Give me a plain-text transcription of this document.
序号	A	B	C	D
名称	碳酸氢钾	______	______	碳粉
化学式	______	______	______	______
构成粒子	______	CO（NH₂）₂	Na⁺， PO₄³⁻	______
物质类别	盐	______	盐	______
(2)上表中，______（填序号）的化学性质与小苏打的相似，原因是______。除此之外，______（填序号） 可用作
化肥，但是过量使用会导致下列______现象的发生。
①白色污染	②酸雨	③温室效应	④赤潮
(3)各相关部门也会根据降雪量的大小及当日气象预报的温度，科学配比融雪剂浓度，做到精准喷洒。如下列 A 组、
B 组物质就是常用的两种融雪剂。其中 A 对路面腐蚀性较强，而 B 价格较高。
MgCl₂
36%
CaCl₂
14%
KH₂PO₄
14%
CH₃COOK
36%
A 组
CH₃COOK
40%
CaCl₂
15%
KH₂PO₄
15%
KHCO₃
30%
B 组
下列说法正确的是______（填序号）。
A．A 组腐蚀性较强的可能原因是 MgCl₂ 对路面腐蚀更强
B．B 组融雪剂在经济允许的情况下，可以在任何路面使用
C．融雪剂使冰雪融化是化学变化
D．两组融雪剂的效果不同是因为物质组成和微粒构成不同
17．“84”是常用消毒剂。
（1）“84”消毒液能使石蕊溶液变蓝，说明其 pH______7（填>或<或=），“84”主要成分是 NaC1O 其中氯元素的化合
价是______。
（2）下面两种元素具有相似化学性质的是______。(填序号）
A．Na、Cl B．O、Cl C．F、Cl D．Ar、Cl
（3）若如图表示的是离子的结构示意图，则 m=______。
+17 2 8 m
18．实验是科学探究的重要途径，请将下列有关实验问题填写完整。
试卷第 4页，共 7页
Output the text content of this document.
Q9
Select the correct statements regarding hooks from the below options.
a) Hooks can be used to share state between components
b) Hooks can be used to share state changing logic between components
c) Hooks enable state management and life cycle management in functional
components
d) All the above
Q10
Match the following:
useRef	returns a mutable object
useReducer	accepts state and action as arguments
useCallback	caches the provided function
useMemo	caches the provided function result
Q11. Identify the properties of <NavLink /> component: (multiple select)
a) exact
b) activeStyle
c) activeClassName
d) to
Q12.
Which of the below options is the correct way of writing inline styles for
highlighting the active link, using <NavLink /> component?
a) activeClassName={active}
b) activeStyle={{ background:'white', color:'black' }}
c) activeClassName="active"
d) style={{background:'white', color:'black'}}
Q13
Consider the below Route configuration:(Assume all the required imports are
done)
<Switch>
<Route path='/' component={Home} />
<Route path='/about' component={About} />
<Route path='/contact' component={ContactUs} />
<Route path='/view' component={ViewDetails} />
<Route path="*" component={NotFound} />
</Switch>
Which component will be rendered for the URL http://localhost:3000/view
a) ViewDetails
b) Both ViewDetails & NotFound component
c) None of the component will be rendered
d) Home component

**DIRECTIONS:** Filter the records for lines holding the string "share". Copy each one.

**OUTPUT OF THE EXERCISE:**
a) Hooks can be used to share state between components
b) Hooks can be used to share state changing logic between components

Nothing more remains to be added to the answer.